■ To do ■
Copy down every line where the string "value" shows up.

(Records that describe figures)
━━━━━━

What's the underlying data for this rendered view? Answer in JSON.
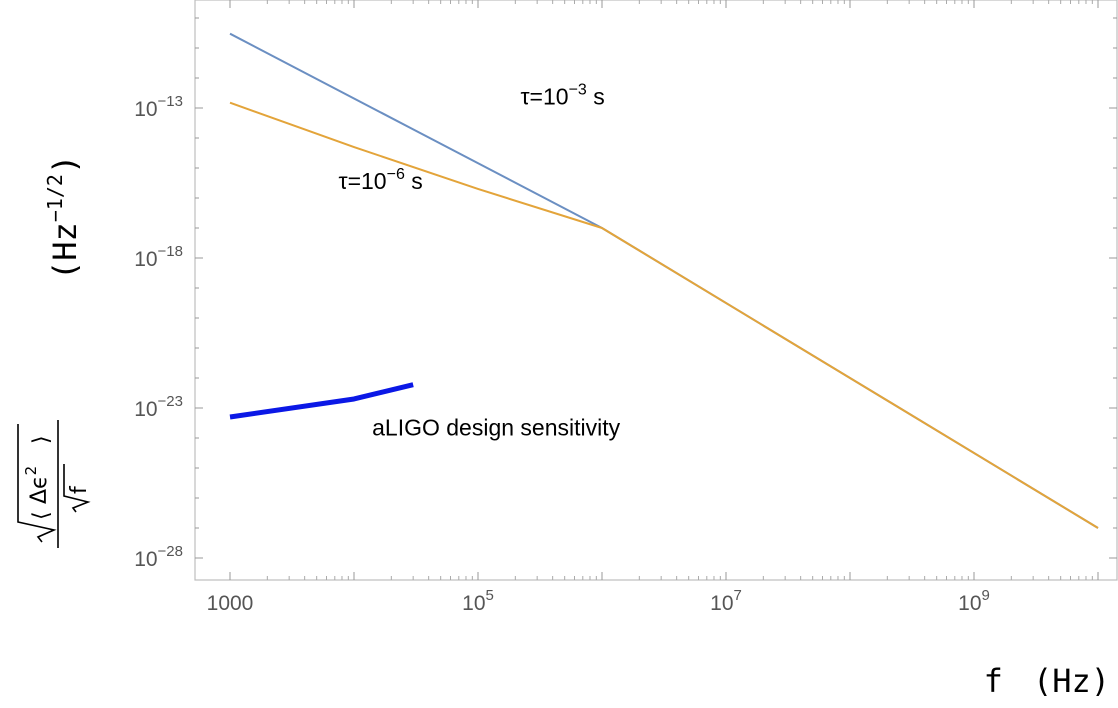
{
  "chart_data": {
    "type": "line",
    "x_scale": "log",
    "y_scale": "log",
    "xlim": [
      1000,
      10000000000
    ],
    "ylim": [
      1e-28,
      1e-10
    ],
    "x_ticks": [
      {
        "value": 1000,
        "base": "1000",
        "exp": ""
      },
      {
        "value": 100000,
        "base": "10",
        "exp": "5"
      },
      {
        "value": 10000000,
        "base": "10",
        "exp": "7"
      },
      {
        "value": 1000000000,
        "base": "10",
        "exp": "9"
      }
    ],
    "y_ticks": [
      {
        "value": 1e-13,
        "base": "10",
        "exp": "−13"
      },
      {
        "value": 1e-18,
        "base": "10",
        "exp": "−18"
      },
      {
        "value": 1e-23,
        "base": "10",
        "exp": "−23"
      },
      {
        "value": 1e-28,
        "base": "10",
        "exp": "−28"
      }
    ],
    "xlabel": {
      "var": "f",
      "unit": "(Hz)"
    },
    "ylabel": {
      "numerator": "Δϵ",
      "numerator_exp": "2",
      "denominator": "f",
      "unit_base": "(Hz",
      "unit_exp": "−1/2",
      "unit_close": ")"
    },
    "grid": false,
    "series": [
      {
        "color": "#6b8fc2",
        "width": 2,
        "x": [
          1000,
          1000000,
          10000000000
        ],
        "y": [
          3e-11,
          1e-17,
          1e-27
        ]
      },
      {
        "color": "#e3a43a",
        "width": 2,
        "x": [
          1000,
          10000,
          100000,
          1000000,
          10000000000
        ],
        "y": [
          1.5e-13,
          5e-15,
          2e-16,
          1e-17,
          1e-27
        ]
      },
      {
        "color": "#0b18e6",
        "width": 5,
        "x": [
          1000,
          10000,
          30000
        ],
        "y": [
          5e-24,
          2e-23,
          6e-23
        ]
      }
    ],
    "annotations": [
      {
        "pre": "τ=10",
        "exp": "−3",
        "post": " s",
        "x": 220000,
        "y": 1.3e-13
      },
      {
        "pre": "τ=10",
        "exp": "−6",
        "post": " s",
        "x": 7500,
        "y": 2e-16
      },
      {
        "text": "aLIGO design sensitivity",
        "x": 14000,
        "y": 1.2e-24
      }
    ]
  }
}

━━━━━━

■ Full output ■
        "value": 1000,
        "value": 100000,
        "value": 10000000,
        "value": 1000000000,
        "value": 1e-13,
        "value": 1e-18,
        "value": 1e-23,
        "value": 1e-28,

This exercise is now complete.